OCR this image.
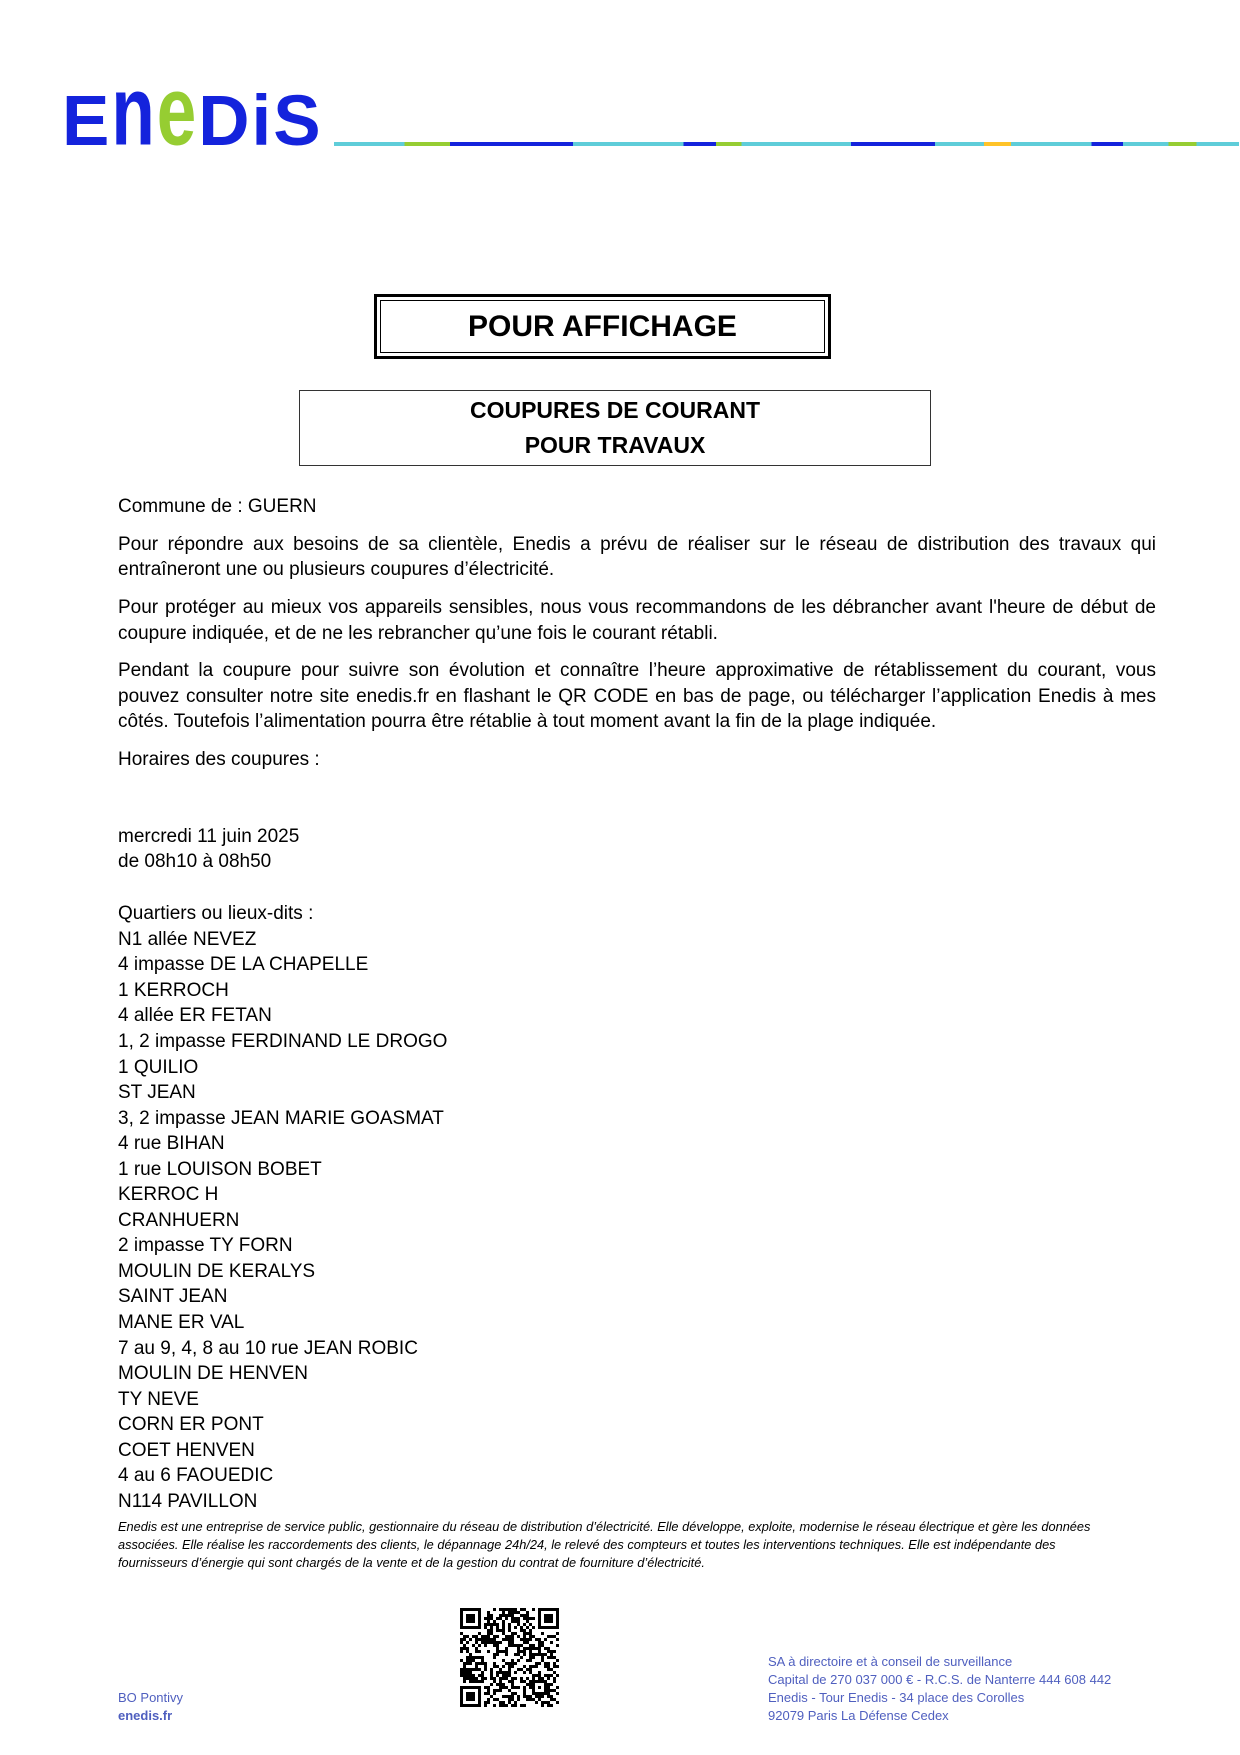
EneDiS
POUR AFFICHAGE
COUPURES DE COURANT
POUR TRAVAUX
Commune de : GUERN
Pour répondre aux besoins de sa clientèle, Enedis a prévu de réaliser sur le réseau de distribution des travaux qui
entraîneront une ou plusieurs coupures d’électricité.
Pour protéger au mieux vos appareils sensibles, nous vous recommandons de les débrancher avant l'heure de début de
coupure indiquée, et de ne les rebrancher qu’une fois le courant rétabli.
Pendant la coupure pour suivre son évolution et connaître l’heure approximative de rétablissement du courant, vous
pouvez consulter notre site enedis.fr en flashant le QR CODE en bas de page, ou télécharger l’application Enedis à mes
côtés. Toutefois l’alimentation pourra être rétablie à tout moment avant la fin de la plage indiquée.
Horaires des coupures :
mercredi 11 juin 2025
de 08h10 à 08h50
Quartiers ou lieux-dits :
N1 allée NEVEZ
4 impasse DE LA CHAPELLE
1 KERROCH
4 allée ER FETAN
1, 2 impasse FERDINAND LE DROGO
1 QUILIO
ST JEAN
3, 2 impasse JEAN MARIE GOASMAT
4 rue BIHAN
1 rue LOUISON BOBET
KERROC H
CRANHUERN
2 impasse TY FORN
MOULIN DE KERALYS
SAINT JEAN
MANE ER VAL
7 au 9, 4, 8 au 10 rue JEAN ROBIC
MOULIN DE HENVEN
TY NEVE
CORN ER PONT
COET HENVEN
4 au 6 FAOUEDIC
N114 PAVILLON
Enedis est une entreprise de service public, gestionnaire du réseau de distribution d’électricité. Elle développe, exploite, modernise le réseau électrique et gère les données
associées. Elle réalise les raccordements des clients, le dépannage 24h/24, le relevé des compteurs et toutes les interventions techniques. Elle est indépendante des
fournisseurs d’énergie qui sont chargés de la vente et de la gestion du contrat de fourniture d’électricité.
BO Pontivy
enedis.fr
SA à directoire et à conseil de surveillance
Capital de 270 037 000 € - R.C.S. de Nanterre 444 608 442
Enedis - Tour Enedis - 34 place des Corolles
92079 Paris La Défense Cedex
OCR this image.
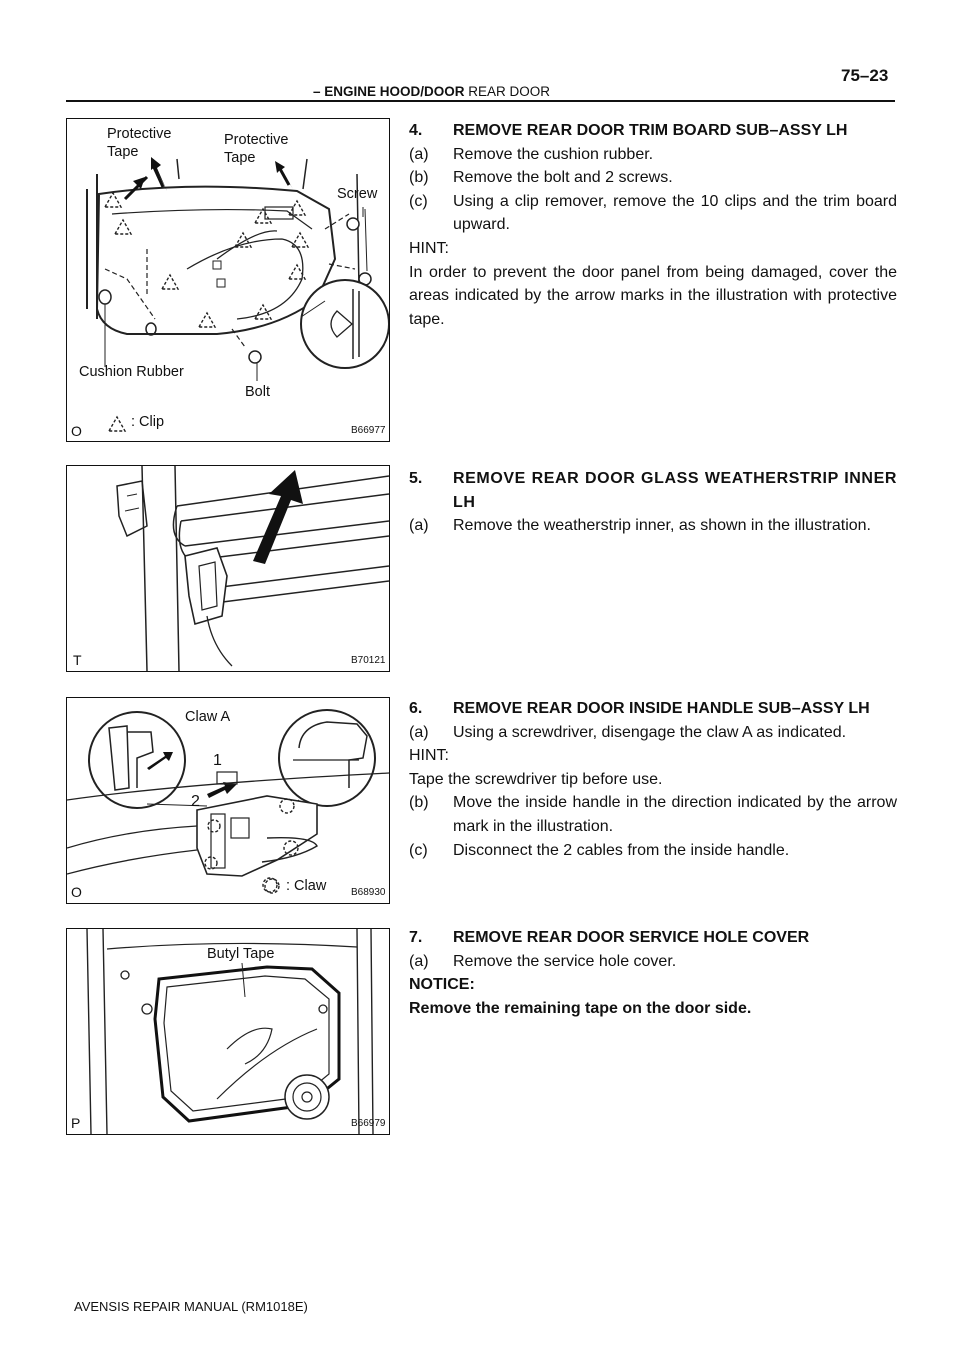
– ENGINE HOOD/DOOR REAR DOOR
75–23
Protective Tape
Protective Tape
Screw
Cushion Rubber
Bolt
: Clip
O	B66977
T	B70121
Claw A
1
2
: Claw
O	B68930
Butyl Tape
P	B66979
4.	REMOVE REAR DOOR TRIM BOARD SUB–ASSY LH
(a)	Remove the cushion rubber.
(b)	Remove the bolt and 2 screws.
(c)	Using a clip remover, remove the 10 clips and the trim board upward.
HINT:
In order to prevent the door panel from being damaged, cover the areas indicated by the arrow marks in the illustration with protective tape.
5.	REMOVE REAR DOOR GLASS WEATHERSTRIP INNER LH
(a)	Remove the weatherstrip inner, as shown in the illustration.
6.	REMOVE REAR DOOR INSIDE HANDLE SUB–ASSY LH
(a)	Using a screwdriver, disengage the claw A as indicated.
HINT:
Tape the screwdriver tip before use.
(b)	Move the inside handle in the direction indicated by the arrow mark in the illustration.
(c)	Disconnect the 2 cables from the inside handle.
7.	REMOVE REAR DOOR SERVICE HOLE COVER
(a)	Remove the service hole cover.
NOTICE:
Remove the remaining tape on the door side.
AVENSIS REPAIR MANUAL (RM1018E)
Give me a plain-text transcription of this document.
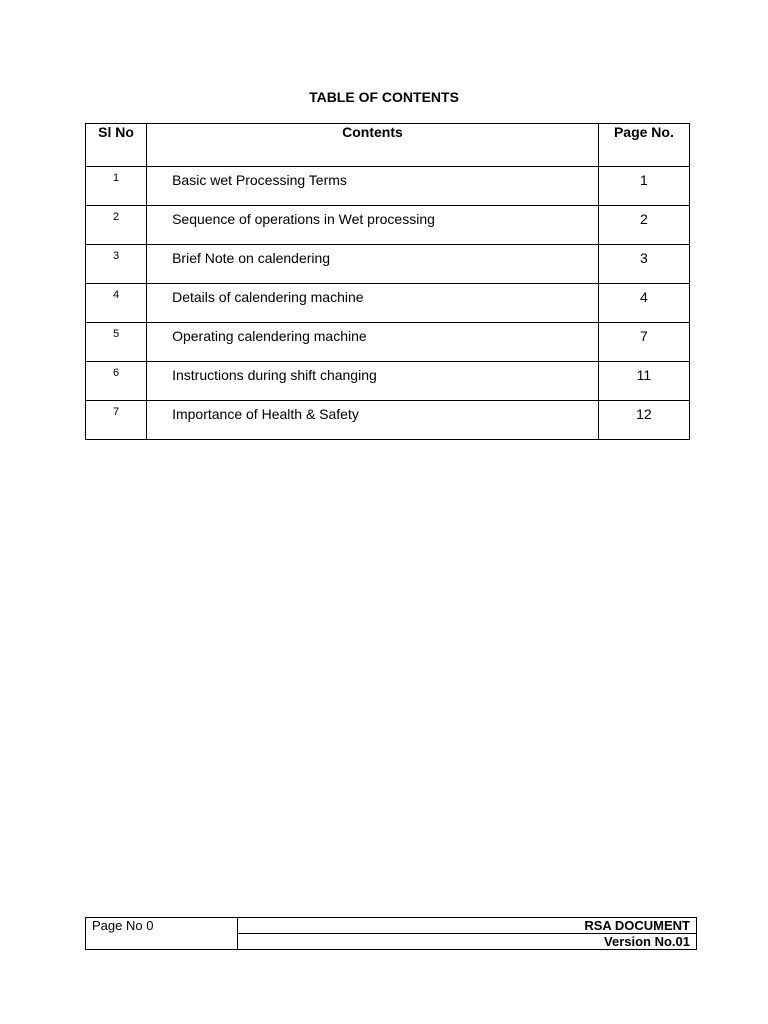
TABLE OF CONTENTS
Sl No	Contents	Page No.

1	Basic wet Processing Terms	1
2	Sequence of operations in Wet processing	2
3	Brief Note on calendering	3
4	Details of calendering machine	4
5	Operating calendering machine	7
6	Instructions during shift changing	11
7	Importance of Health & Safety	12
Page No 0	RSA DOCUMENT
Version No.01
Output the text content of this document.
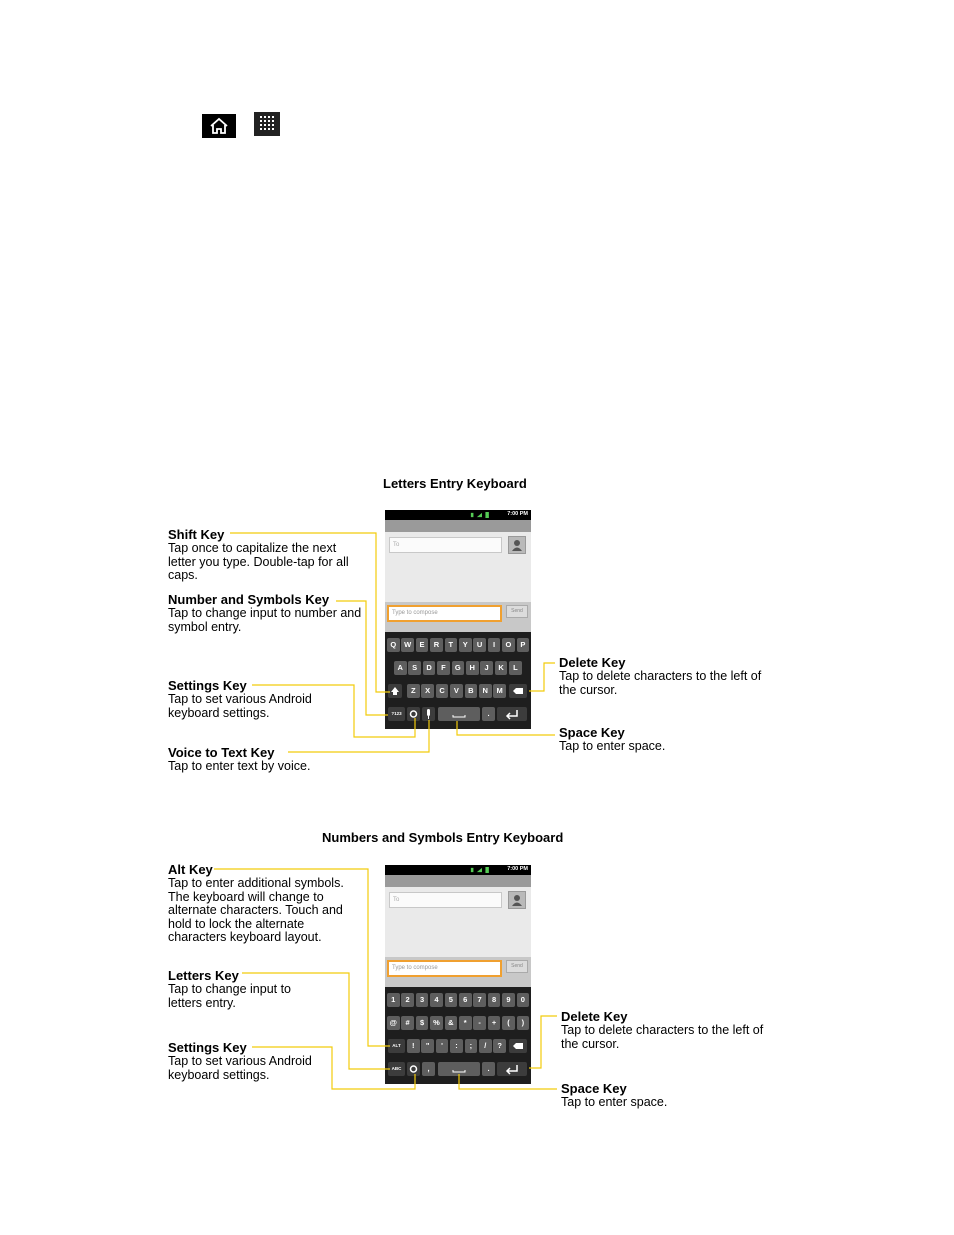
Letters Entry Keyboard
7:00 PM
To
Type to compose	Send
Q	W	E	R	T	Y	U	I	O	P
A	S	D	F	G	H	J	K	L
Z	X	C	V	B	N	M
?123	.
Shift Key
Tap once to capitalize the next letter you type. Double-tap for all caps.
Number and Symbols Key
Tap to change input to number and symbol entry.
Settings Key
Tap to set various Android keyboard settings.
Voice to Text Key
Tap to enter text by voice.
Delete Key
Tap to delete characters to the left of the cursor.
Space Key
Tap to enter space.
Numbers and Symbols Entry Keyboard
7:00 PM
To
Type to compose	Send
1	2	3	4	5	6	7	8	9	0
@	#	$	%	&	*	-	+	(	)
!	"	'	:	;	/	?
ALT
ABC	,	.
Alt Key
Tap to enter additional symbols. The keyboard will change to alternate characters. Touch and hold to lock the alternate characters keyboard layout.
Letters Key
Tap to change input to letters entry.
Settings Key
Tap to set various Android keyboard settings.
Delete Key
Tap to delete characters to the left of the cursor.
Space Key
Tap to enter space.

### Exercise description
Look through the entries and find each line that has the string "distribution". Copy those lines.

### Result of the exercise
Pour répondre aux besoins de sa clientèle, Enedis a prévu de réaliser sur le réseau de distribution des travaux qui
Enedis est une entreprise de service public, gestionnaire du réseau de distribution d’électricité. Elle développe, exploite, modernise le réseau électrique et gère les données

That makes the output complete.